▶ Work required
Below are records; transcribe only the line with "Transcribe this image's" and those after it, through the last line, without any change.

▶ Input for this task
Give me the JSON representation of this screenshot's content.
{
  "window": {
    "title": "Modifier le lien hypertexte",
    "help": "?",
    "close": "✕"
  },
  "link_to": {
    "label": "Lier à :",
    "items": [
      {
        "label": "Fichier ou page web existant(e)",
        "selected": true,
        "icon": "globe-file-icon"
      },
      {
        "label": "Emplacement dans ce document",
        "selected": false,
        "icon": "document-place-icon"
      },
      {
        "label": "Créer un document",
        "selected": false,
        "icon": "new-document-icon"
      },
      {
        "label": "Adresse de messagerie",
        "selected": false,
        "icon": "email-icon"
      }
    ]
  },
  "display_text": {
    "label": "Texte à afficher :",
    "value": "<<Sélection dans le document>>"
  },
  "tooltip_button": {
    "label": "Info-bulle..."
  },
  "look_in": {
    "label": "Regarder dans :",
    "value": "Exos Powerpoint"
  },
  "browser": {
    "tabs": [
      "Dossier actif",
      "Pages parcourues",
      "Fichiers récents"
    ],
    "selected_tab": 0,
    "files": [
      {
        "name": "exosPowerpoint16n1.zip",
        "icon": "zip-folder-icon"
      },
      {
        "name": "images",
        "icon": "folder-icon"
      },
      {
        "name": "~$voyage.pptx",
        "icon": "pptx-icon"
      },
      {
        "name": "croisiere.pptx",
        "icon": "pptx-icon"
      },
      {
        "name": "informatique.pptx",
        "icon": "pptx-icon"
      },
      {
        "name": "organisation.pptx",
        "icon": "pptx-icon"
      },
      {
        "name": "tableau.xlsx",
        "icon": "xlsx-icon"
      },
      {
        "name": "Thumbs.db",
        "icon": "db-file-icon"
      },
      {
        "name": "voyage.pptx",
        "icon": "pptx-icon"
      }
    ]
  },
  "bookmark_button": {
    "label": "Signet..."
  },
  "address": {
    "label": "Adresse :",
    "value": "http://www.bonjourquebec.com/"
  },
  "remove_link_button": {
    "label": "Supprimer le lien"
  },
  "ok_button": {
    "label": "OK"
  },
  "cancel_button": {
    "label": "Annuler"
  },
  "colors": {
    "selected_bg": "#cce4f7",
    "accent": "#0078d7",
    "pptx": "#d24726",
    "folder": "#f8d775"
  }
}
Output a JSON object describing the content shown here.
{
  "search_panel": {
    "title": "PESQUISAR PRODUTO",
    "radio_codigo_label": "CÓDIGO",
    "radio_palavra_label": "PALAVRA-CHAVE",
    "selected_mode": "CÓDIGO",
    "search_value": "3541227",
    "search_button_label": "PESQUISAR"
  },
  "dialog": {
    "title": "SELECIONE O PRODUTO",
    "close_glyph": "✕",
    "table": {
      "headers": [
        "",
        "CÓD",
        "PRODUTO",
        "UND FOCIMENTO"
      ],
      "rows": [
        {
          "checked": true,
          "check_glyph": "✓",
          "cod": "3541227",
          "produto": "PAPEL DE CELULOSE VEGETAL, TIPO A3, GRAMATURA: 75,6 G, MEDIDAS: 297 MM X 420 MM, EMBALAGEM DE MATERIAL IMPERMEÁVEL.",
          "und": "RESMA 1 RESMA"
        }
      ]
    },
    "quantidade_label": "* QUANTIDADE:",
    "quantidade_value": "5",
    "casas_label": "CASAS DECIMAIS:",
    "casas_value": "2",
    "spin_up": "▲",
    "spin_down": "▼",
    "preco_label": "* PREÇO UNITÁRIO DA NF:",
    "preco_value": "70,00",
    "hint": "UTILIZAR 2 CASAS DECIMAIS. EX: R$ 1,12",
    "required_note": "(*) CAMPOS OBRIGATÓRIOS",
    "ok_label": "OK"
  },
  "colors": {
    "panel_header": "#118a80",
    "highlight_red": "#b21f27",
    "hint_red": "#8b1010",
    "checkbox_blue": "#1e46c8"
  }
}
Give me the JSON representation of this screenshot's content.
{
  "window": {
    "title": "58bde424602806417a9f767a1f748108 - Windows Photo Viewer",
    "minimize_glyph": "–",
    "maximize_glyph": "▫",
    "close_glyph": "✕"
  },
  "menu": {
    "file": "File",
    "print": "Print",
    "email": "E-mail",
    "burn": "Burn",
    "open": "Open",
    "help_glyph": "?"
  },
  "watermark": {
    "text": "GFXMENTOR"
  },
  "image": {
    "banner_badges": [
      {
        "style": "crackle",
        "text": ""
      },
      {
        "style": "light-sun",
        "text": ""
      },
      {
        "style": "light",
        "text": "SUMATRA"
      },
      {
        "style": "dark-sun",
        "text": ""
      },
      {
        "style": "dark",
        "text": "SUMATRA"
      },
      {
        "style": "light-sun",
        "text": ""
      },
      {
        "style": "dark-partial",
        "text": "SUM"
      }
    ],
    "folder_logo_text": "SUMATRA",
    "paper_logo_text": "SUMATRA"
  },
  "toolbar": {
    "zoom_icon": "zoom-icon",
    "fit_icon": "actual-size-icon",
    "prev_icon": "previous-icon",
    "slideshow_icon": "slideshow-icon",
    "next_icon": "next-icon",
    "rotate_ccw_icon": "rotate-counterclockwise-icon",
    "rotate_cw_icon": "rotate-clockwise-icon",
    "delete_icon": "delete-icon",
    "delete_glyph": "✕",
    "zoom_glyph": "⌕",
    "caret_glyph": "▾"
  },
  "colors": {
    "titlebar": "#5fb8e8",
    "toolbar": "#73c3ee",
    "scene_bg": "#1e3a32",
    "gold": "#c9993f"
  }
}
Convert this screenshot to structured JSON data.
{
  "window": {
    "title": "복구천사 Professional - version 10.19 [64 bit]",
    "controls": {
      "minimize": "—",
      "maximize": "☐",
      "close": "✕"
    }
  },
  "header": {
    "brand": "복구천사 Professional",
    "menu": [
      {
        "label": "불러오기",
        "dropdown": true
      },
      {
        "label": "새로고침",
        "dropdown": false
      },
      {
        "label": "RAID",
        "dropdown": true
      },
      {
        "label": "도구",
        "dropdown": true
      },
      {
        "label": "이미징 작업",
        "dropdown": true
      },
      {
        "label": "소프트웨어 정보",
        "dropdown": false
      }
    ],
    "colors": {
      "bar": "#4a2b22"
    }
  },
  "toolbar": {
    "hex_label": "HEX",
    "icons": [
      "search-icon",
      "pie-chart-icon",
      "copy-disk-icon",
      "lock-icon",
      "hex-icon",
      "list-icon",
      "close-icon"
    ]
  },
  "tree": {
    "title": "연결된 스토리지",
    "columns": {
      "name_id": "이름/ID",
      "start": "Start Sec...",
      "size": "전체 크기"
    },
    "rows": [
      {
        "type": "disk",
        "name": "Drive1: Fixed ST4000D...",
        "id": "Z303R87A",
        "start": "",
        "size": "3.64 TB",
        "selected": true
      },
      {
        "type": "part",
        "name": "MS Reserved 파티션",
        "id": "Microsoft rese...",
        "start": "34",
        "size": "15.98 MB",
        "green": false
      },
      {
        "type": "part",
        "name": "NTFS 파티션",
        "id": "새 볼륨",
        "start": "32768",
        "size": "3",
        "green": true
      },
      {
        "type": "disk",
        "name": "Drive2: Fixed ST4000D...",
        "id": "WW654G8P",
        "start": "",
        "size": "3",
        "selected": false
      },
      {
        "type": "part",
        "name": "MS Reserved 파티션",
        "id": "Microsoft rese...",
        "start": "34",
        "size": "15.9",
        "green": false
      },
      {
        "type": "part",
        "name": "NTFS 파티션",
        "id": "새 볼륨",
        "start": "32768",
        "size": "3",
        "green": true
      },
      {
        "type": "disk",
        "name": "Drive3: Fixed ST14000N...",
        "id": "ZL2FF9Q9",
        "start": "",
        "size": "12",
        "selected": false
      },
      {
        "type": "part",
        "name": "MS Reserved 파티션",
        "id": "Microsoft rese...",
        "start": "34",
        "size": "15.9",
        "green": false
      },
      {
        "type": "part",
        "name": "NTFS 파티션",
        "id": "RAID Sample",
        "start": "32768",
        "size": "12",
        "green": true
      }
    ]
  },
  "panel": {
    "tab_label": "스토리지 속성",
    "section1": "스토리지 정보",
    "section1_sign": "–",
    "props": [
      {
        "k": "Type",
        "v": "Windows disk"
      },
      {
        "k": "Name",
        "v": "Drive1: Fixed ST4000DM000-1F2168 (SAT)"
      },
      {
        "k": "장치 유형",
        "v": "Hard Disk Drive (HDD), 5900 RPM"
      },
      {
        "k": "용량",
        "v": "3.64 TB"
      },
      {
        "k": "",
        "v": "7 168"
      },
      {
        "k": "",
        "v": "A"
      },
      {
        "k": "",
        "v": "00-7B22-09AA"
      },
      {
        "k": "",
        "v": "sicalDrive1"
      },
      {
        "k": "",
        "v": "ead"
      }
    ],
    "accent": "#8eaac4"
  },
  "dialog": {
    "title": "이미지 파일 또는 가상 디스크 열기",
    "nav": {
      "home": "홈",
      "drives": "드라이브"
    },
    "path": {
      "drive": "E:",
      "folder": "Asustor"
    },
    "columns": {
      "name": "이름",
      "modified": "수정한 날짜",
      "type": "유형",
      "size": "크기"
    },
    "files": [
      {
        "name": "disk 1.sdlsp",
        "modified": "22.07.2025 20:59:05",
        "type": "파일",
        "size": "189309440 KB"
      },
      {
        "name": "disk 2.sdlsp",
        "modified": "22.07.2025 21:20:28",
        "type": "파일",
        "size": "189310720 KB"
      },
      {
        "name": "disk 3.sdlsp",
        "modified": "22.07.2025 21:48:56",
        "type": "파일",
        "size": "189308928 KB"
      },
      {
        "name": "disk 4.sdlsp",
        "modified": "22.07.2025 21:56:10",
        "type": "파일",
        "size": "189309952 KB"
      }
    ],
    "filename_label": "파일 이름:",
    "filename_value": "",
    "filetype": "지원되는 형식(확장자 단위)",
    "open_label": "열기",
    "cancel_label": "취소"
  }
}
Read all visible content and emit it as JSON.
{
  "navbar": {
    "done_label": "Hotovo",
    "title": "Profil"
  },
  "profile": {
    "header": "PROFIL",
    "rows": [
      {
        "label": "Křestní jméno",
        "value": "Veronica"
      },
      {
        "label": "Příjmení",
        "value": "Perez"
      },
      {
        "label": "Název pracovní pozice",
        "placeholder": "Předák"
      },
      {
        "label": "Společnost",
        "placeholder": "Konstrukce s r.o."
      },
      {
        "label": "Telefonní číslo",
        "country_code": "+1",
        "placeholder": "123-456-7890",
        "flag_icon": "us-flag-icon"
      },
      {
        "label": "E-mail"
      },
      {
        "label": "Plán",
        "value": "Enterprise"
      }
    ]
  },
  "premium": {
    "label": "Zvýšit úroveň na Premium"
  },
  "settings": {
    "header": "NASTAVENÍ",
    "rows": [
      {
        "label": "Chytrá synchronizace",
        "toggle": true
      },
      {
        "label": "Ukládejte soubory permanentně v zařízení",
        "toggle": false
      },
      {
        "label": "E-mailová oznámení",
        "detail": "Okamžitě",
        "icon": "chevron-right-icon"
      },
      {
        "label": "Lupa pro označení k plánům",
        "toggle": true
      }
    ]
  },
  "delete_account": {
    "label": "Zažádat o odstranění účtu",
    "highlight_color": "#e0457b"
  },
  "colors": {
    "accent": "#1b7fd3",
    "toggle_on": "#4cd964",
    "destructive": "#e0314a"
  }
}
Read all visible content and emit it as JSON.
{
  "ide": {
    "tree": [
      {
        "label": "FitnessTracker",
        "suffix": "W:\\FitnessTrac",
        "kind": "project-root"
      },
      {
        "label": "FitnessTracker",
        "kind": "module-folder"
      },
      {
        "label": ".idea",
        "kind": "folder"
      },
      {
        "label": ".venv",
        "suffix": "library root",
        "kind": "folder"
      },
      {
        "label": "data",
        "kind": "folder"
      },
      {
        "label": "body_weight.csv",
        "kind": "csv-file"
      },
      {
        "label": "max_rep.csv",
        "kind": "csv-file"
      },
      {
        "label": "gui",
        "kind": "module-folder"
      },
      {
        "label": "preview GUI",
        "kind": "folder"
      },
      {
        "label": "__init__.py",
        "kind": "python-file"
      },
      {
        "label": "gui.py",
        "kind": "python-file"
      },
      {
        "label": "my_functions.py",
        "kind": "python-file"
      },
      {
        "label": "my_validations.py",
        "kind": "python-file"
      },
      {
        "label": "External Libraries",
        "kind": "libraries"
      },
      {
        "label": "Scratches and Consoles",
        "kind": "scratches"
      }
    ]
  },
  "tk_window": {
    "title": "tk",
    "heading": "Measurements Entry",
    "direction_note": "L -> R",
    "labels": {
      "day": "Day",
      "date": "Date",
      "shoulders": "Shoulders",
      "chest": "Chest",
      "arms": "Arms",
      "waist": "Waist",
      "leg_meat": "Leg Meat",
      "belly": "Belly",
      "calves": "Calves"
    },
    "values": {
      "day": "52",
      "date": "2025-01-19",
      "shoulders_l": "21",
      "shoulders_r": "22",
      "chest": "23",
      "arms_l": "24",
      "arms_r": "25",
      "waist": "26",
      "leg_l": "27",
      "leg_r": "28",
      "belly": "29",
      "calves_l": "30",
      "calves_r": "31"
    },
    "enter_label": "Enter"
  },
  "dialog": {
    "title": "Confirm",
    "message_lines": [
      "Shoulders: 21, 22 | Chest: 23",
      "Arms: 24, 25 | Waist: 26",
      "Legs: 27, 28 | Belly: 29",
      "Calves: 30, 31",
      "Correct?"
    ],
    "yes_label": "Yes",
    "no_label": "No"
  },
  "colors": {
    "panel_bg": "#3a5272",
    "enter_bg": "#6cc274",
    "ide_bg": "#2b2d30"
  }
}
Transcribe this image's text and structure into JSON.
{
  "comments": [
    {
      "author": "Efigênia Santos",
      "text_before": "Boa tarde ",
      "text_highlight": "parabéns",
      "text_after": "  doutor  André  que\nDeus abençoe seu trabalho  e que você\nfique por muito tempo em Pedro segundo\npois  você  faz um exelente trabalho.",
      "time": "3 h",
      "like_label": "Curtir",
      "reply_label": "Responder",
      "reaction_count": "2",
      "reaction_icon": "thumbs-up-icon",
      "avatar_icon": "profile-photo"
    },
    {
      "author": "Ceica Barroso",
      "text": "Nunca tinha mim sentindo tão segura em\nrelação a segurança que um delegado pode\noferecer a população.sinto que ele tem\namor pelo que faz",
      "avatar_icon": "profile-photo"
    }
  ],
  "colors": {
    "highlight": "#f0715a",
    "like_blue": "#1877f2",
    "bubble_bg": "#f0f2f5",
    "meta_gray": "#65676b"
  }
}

▶ Output of the exercise
Transcribe this image's text and structure into JSON.
{
  "comments": [
    {
      "author": "Efigênia Santos",
      "text_before": "Boa tarde ",
      "text_highlight": "parabéns",
      "text_after": "  doutor  André  que\nDeus abençoe seu trabalho  e que você\nfique por muito tempo em Pedro segundo\npois  você  faz um exelente trabalho.",
      "time": "3 h",
      "like_label": "Curtir",
      "reply_label": "Responder",
      "reaction_count": "2",
      "reaction_icon": "thumbs-up-icon",
      "avatar_icon": "profile-photo"
    },
    {
      "author": "Ceica Barroso",
      "text": "Nunca tinha mim sentindo tão segura em\nrelação a segurança que um delegado pode\noferecer a população.sinto que ele tem\namor pelo que faz",
      "avatar_icon": "profile-photo"
    }
  ],
  "colors": {
    "highlight": "#f0715a",
    "like_blue": "#1877f2",
    "bubble_bg": "#f0f2f5",
    "meta_gray": "#65676b"
  }
}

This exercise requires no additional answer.